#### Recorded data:
_ _ _ _ _ _ _

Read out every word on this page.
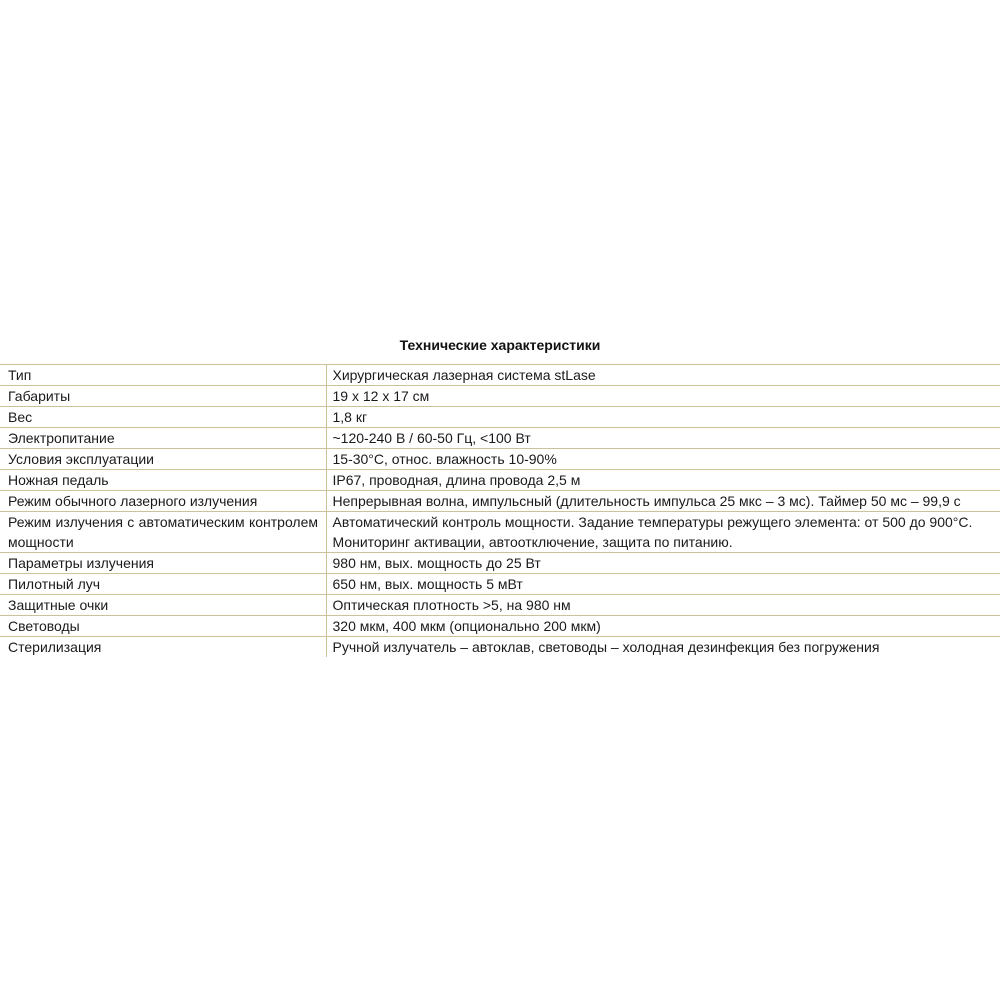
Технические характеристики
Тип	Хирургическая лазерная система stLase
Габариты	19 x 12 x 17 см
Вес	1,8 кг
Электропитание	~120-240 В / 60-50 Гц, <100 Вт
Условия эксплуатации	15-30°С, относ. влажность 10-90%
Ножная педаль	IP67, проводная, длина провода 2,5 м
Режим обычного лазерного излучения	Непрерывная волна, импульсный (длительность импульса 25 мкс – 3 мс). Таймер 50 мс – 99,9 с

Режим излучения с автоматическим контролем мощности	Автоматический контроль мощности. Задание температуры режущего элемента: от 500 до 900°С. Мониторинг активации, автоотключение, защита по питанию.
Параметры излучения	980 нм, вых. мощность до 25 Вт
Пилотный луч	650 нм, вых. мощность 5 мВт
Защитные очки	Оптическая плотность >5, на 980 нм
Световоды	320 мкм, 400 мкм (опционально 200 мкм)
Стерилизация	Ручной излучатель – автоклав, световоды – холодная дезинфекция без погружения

_ _ _ _ _ _ _

#### TASK TO CARRY OUT:
Output a faithful copy of the data, with each picture left out.

#### WRITTEN RESPONSE:
Read out every word on this page.
Технические характеристики
Тип	Хирургическая лазерная система stLase
Габариты	19 x 12 x 17 см
Вес	1,8 кг
Электропитание	~120-240 В / 60-50 Гц, <100 Вт
Условия эксплуатации	15-30°С, относ. влажность 10-90%
Ножная педаль	IP67, проводная, длина провода 2,5 м
Режим обычного лазерного излучения	Непрерывная волна, импульсный (длительность импульса 25 мкс – 3 мс). Таймер 50 мс – 99,9 с

Режим излучения с автоматическим контролем мощности	Автоматический контроль мощности. Задание температуры режущего элемента: от 500 до 900°С. Мониторинг активации, автоотключение, защита по питанию.
Параметры излучения	980 нм, вых. мощность до 25 Вт
Пилотный луч	650 нм, вых. мощность 5 мВт
Защитные очки	Оптическая плотность >5, на 980 нм
Световоды	320 мкм, 400 мкм (опционально 200 мкм)
Стерилизация	Ручной излучатель – автоклав, световоды – холодная дезинфекция без погружения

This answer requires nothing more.